• Written request: Each line containing the word "Region" should be found and copied.

• Extracted data:
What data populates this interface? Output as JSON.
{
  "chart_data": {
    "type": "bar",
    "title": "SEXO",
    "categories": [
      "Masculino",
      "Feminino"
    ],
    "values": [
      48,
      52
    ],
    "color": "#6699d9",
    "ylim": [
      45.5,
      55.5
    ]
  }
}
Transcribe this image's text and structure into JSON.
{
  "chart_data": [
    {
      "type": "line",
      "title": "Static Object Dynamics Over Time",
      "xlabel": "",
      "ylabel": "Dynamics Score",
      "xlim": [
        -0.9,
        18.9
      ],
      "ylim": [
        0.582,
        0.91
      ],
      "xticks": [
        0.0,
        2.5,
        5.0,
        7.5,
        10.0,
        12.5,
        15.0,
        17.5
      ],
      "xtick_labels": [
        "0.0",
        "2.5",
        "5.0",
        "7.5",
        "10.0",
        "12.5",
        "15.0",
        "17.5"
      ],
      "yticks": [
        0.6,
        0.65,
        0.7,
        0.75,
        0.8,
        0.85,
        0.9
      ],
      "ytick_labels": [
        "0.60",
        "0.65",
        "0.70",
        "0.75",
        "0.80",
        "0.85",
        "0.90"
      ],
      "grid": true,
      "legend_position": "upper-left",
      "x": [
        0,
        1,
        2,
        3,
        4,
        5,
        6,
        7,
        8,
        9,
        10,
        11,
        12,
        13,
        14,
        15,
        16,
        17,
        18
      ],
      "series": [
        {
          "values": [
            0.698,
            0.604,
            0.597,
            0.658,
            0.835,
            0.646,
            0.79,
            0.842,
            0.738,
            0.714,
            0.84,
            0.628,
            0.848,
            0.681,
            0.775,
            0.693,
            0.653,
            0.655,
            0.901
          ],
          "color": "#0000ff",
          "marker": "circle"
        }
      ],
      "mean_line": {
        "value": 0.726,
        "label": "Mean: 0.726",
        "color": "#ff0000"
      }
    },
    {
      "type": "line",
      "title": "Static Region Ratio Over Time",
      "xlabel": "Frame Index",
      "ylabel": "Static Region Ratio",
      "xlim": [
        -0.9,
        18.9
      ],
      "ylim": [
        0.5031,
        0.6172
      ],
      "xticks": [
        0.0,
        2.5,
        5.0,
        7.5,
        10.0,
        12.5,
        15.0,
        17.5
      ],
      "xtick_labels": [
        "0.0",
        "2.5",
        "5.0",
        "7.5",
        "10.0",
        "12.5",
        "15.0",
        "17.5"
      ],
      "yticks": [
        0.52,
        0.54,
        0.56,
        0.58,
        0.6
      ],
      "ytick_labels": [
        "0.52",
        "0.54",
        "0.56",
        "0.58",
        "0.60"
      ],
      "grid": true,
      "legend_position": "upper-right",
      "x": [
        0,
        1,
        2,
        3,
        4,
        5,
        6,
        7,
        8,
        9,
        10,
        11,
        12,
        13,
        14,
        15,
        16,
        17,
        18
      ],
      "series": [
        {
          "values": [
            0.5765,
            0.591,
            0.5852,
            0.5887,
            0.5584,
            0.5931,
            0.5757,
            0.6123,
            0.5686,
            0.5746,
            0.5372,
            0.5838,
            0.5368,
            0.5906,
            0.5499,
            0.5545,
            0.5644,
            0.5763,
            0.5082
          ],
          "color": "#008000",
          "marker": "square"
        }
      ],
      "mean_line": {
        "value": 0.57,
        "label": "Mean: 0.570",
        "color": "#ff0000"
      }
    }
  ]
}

• The response:
      "title": "Static Region Ratio Over Time",
      "ylabel": "Static Region Ratio",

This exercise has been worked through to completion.